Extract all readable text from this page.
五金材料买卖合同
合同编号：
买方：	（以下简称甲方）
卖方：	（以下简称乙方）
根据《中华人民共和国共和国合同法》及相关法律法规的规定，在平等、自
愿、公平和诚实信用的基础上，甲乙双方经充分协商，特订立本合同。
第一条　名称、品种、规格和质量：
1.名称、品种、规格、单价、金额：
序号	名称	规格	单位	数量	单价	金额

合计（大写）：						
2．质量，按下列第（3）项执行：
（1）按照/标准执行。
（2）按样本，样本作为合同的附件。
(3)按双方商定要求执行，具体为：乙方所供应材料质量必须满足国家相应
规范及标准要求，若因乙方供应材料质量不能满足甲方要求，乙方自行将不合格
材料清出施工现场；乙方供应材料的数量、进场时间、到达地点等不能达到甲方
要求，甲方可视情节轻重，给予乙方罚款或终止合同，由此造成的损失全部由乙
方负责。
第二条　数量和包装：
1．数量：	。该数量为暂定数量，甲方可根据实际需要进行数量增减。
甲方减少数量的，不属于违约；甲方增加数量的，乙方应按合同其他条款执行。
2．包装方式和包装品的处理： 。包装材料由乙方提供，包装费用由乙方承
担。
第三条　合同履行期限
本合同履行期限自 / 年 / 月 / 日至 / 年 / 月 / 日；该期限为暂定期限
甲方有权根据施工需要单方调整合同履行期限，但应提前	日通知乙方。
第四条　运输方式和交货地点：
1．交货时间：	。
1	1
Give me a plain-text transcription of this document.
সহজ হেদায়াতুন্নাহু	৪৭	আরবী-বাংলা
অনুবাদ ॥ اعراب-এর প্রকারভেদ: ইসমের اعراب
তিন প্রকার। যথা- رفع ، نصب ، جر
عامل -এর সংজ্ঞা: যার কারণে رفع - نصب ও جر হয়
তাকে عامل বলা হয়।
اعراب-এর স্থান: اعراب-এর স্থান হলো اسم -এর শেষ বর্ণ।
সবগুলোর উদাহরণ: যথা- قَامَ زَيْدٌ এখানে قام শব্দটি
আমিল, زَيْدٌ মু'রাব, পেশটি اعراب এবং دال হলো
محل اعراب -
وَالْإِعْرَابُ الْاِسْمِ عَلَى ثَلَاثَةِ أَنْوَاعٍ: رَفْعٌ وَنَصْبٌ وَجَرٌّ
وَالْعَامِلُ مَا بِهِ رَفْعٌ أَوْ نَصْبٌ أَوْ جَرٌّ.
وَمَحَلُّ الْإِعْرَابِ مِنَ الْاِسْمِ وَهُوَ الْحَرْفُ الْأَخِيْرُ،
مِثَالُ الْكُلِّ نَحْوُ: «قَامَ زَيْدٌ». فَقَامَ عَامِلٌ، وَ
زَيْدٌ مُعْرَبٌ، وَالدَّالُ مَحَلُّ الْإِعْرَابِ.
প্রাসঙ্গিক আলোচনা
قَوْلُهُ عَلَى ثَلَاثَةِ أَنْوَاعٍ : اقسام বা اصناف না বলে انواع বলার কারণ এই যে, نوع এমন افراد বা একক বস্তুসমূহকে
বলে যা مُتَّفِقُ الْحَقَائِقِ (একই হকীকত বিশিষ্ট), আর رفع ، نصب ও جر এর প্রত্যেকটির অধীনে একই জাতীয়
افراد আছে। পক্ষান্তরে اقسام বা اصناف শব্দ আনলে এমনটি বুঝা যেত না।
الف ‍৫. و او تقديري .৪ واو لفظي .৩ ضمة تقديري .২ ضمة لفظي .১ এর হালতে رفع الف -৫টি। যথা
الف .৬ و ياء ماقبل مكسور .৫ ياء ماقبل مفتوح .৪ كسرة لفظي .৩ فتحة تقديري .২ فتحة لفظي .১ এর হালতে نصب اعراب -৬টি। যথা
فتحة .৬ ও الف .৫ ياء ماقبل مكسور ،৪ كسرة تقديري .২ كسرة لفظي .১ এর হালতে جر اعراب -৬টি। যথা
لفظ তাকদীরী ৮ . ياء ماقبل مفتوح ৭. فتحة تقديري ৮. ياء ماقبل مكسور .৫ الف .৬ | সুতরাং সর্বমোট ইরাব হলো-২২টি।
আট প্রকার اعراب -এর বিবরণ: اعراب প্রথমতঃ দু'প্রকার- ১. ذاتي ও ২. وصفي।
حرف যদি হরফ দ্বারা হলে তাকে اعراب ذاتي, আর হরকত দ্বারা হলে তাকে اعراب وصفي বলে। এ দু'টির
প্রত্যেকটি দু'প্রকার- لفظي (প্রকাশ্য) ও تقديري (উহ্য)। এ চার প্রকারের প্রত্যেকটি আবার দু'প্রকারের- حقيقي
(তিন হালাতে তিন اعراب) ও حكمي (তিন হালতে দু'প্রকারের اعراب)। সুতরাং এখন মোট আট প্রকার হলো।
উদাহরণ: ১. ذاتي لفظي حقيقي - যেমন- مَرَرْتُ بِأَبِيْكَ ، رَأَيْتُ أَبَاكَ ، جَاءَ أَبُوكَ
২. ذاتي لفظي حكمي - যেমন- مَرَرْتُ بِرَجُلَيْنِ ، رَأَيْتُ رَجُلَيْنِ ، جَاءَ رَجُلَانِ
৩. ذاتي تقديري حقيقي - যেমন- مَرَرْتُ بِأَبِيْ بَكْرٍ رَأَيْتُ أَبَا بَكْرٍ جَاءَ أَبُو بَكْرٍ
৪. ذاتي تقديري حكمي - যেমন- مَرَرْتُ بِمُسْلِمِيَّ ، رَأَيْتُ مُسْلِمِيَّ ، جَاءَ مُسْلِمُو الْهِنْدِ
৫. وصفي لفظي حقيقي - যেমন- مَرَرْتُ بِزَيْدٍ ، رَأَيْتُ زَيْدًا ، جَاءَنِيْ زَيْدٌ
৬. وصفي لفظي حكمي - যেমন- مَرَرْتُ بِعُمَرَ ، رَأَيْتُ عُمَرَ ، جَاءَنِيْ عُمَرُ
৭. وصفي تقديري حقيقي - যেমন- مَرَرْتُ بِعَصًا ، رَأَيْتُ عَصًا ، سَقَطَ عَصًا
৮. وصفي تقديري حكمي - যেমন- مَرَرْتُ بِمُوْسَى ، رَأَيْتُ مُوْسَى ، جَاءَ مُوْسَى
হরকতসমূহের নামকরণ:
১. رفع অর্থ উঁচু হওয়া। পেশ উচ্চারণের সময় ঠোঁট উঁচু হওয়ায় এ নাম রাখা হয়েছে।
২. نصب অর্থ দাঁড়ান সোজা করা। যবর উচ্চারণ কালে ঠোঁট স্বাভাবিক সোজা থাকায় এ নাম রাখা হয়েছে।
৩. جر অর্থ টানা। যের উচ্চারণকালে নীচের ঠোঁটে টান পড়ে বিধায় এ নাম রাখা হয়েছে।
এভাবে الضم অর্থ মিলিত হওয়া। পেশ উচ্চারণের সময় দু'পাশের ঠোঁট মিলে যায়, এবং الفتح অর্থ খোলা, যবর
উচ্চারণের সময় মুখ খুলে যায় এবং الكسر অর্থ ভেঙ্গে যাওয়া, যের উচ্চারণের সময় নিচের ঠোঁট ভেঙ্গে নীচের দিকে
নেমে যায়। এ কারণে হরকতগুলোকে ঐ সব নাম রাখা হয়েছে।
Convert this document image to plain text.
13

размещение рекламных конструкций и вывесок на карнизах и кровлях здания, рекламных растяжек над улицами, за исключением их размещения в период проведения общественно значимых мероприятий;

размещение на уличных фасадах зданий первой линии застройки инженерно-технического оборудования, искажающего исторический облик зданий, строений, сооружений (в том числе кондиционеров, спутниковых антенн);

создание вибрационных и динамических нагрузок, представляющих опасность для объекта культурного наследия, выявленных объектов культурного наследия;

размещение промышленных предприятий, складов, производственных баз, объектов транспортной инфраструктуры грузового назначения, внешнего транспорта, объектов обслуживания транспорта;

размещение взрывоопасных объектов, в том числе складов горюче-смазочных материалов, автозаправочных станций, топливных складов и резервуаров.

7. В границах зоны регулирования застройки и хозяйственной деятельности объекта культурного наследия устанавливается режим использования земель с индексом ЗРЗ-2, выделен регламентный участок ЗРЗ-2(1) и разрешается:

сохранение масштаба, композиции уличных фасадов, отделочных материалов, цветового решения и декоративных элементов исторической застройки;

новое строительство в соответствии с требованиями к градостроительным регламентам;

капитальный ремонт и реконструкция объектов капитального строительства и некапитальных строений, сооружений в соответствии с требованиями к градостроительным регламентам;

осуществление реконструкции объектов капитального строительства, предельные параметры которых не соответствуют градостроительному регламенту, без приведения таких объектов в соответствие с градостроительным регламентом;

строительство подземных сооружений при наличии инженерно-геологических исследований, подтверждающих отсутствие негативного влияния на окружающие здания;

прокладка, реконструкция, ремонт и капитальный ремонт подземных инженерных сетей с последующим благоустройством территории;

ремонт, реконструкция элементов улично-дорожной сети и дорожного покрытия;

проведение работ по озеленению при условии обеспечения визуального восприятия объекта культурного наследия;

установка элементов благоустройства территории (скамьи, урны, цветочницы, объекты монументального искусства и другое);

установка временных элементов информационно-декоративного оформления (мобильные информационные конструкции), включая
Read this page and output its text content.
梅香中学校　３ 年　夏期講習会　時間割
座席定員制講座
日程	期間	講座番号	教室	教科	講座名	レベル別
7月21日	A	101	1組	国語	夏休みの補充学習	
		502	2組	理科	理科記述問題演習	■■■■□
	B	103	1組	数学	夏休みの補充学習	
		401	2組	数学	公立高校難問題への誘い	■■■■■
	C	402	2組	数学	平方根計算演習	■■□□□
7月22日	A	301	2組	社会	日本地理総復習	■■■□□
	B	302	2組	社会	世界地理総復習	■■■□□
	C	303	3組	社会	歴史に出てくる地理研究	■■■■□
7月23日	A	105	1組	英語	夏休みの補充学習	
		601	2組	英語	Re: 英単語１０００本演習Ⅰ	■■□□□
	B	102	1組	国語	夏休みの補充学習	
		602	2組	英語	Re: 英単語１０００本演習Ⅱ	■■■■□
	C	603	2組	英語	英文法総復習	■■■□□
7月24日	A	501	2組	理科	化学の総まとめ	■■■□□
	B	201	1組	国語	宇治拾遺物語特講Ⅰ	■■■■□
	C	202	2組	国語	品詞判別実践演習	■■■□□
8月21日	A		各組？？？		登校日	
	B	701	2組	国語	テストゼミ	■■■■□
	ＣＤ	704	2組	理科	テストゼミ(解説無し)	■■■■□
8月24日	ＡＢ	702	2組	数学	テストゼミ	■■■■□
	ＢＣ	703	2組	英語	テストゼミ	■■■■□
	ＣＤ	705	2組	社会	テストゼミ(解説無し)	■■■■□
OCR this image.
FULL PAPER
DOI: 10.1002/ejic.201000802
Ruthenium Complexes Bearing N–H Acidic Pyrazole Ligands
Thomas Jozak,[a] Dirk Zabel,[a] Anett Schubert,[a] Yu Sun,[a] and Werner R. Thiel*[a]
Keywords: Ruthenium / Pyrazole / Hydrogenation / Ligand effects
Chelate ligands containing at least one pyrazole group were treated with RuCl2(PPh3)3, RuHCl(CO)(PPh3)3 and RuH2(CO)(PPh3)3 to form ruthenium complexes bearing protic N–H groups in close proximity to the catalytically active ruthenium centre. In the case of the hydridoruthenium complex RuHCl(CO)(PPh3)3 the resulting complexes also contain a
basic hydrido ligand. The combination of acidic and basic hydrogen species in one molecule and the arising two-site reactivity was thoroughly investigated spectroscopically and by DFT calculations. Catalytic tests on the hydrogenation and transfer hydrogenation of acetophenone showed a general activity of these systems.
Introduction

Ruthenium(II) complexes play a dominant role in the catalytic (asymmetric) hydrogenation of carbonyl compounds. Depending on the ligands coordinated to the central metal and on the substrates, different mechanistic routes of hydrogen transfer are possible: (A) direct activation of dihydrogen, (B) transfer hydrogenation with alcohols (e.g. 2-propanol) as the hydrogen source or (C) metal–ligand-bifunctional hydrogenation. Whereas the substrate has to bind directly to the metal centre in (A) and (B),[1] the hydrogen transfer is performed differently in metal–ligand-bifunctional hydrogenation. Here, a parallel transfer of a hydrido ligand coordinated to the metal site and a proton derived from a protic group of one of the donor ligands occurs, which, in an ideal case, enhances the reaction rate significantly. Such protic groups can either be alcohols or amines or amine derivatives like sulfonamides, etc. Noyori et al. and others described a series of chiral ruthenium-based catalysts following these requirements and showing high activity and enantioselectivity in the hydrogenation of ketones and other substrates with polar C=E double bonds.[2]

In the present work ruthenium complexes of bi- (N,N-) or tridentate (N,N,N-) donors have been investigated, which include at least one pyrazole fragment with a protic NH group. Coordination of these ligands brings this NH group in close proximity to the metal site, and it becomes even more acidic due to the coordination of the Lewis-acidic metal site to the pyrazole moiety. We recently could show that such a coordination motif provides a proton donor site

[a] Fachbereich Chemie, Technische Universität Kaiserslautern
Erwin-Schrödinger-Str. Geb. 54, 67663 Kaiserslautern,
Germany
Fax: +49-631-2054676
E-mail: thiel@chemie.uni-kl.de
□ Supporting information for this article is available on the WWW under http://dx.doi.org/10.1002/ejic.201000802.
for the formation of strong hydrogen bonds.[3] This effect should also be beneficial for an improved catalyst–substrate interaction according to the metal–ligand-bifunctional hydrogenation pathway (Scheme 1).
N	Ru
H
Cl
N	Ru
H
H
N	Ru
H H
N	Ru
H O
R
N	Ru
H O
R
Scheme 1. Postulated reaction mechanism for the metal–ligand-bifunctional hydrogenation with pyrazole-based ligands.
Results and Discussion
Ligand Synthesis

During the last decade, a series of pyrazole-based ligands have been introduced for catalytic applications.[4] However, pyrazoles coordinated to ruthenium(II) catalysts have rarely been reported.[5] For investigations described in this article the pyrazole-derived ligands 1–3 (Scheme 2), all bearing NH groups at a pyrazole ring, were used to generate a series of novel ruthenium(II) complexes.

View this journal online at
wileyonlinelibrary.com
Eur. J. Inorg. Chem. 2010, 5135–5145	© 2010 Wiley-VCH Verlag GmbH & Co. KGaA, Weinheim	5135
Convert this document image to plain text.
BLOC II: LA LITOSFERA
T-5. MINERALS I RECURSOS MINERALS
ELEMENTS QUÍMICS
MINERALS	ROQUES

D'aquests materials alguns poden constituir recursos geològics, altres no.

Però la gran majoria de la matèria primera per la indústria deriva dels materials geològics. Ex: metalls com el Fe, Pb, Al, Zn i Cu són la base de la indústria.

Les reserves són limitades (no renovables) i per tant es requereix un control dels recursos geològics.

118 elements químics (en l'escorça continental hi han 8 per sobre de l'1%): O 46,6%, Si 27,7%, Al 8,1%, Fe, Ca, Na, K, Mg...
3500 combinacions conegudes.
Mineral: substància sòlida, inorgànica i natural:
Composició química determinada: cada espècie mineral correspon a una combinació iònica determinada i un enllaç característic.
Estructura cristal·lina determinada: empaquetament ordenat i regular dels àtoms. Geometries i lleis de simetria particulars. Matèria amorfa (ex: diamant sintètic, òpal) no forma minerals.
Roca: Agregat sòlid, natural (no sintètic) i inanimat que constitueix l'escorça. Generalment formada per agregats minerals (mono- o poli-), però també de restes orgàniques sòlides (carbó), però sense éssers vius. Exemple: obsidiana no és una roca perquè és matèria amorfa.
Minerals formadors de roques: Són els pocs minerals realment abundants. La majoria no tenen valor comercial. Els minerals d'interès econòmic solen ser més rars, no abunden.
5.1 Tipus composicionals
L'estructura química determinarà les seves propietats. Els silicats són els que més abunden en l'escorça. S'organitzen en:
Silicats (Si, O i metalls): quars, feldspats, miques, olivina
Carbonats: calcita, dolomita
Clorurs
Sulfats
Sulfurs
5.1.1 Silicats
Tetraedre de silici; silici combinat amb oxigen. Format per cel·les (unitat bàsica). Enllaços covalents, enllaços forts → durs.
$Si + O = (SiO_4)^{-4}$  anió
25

======

Of the lines in the material, how many contain the word "требованиями"? Reply with the number and nothing else.

2